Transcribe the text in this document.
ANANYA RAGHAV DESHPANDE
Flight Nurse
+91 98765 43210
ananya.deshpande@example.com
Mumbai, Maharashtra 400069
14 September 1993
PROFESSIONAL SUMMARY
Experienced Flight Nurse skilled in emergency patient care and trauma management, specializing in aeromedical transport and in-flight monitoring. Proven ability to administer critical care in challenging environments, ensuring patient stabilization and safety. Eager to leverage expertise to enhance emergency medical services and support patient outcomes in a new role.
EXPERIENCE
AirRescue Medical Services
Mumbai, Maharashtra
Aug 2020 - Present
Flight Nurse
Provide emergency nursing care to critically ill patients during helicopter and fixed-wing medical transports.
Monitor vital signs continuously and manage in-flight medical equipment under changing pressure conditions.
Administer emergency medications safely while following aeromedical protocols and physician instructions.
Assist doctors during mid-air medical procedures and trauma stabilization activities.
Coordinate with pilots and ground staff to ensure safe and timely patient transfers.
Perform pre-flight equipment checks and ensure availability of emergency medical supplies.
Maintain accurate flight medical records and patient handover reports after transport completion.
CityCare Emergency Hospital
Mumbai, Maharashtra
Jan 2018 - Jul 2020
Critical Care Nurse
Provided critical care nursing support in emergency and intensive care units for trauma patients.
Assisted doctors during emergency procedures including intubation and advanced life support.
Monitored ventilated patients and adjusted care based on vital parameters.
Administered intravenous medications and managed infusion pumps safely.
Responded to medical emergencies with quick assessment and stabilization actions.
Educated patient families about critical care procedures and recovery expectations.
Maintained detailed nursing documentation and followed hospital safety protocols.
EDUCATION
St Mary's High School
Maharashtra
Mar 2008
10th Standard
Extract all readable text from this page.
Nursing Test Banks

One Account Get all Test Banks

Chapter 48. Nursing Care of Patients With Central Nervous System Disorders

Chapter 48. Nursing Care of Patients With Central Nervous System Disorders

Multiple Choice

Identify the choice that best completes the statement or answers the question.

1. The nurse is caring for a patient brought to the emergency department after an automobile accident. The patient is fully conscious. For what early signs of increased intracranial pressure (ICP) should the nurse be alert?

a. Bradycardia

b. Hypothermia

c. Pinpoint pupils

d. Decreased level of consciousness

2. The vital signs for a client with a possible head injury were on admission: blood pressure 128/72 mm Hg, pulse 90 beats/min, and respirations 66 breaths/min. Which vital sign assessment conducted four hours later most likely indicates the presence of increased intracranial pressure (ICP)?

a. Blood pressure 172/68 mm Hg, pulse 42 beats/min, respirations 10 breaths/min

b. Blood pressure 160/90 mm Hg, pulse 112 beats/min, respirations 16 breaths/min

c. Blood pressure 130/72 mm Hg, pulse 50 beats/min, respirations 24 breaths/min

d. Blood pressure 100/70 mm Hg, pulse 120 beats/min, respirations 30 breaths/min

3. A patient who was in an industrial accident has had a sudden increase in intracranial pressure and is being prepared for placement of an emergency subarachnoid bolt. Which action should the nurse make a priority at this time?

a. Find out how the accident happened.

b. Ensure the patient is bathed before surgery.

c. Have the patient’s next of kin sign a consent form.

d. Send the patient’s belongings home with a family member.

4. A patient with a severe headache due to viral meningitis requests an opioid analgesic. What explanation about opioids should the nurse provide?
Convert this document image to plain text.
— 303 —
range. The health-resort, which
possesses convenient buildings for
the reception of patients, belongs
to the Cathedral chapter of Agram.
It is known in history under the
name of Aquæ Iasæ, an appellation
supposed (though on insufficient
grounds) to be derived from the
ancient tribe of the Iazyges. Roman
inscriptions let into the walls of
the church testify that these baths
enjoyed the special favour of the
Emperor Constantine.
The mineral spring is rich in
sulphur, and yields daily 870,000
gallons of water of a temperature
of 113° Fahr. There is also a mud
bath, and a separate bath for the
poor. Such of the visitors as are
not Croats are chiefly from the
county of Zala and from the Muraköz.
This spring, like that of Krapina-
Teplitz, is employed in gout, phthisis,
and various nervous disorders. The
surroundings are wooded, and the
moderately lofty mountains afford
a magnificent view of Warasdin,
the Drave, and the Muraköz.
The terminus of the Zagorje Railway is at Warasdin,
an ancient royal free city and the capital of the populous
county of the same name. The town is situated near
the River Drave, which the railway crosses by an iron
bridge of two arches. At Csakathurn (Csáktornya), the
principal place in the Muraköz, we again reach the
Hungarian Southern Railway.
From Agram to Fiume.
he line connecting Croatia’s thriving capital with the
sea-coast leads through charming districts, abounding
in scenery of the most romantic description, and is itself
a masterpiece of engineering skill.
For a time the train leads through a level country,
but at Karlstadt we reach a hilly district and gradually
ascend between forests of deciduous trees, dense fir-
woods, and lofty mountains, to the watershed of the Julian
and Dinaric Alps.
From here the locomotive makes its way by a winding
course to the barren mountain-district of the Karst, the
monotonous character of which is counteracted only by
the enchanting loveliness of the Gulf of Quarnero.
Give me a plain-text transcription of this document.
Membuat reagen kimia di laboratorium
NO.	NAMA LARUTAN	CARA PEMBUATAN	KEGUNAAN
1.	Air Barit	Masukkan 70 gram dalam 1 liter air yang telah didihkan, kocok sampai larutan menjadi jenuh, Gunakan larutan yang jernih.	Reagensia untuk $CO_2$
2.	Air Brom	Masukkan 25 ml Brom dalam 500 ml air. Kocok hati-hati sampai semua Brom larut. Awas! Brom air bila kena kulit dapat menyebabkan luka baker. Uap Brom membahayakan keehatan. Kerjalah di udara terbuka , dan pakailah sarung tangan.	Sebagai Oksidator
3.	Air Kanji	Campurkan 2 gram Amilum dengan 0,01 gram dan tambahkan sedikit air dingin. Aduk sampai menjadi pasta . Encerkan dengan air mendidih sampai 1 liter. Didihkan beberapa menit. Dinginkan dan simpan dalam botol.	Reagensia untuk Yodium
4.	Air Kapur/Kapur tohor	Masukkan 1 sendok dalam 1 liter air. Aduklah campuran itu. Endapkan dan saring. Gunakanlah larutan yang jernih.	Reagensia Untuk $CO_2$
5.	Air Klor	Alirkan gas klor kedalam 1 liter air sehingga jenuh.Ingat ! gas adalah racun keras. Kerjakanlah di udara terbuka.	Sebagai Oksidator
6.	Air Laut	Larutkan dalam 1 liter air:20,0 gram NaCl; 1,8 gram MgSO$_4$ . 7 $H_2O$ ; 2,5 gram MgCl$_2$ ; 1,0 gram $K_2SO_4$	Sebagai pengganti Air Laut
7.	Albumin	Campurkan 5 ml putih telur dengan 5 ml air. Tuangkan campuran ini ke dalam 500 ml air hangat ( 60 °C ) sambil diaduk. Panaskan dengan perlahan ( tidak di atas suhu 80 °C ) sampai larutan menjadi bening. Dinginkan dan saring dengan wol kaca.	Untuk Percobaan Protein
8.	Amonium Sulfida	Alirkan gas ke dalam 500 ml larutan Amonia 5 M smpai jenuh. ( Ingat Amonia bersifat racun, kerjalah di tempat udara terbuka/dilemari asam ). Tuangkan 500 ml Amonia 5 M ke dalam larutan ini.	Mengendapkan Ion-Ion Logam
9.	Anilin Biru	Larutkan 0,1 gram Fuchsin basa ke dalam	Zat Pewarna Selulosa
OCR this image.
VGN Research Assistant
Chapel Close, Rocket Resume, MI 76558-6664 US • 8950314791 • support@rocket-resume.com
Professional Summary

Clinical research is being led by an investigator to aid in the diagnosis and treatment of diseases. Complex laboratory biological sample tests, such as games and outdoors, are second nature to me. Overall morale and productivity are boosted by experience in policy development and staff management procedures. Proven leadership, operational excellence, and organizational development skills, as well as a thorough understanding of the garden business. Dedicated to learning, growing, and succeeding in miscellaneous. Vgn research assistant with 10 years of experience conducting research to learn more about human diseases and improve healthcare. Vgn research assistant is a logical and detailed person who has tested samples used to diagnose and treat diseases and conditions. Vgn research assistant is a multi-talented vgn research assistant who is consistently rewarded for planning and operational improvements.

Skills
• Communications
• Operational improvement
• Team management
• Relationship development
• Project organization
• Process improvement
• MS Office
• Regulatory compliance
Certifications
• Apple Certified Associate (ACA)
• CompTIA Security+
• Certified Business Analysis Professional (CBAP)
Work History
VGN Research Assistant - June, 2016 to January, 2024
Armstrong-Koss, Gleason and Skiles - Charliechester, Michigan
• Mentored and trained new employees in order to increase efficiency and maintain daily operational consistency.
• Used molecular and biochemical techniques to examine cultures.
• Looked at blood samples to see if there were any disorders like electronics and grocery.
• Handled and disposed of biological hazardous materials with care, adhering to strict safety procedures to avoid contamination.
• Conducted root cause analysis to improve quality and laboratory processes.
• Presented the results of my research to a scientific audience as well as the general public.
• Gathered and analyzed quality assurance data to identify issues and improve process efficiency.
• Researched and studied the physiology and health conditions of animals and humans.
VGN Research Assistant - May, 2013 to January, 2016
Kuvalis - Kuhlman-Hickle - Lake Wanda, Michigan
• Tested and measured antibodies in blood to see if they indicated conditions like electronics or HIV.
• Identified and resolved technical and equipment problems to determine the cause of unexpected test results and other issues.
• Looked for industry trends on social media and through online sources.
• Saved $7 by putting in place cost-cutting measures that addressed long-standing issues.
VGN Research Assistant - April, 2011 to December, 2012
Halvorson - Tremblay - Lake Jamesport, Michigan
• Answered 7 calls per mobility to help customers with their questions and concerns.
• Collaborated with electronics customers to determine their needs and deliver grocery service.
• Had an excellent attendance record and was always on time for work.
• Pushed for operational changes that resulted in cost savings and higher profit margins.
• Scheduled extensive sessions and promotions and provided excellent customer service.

++++

- [Work request]: From the listing above, copy out each line where the word "text" appears.

- [Solution to this problem]:
Transcribe the text in this document.
Extract all readable text from this page.
Convert this document image to plain text.
Give me a plain-text transcription of this document.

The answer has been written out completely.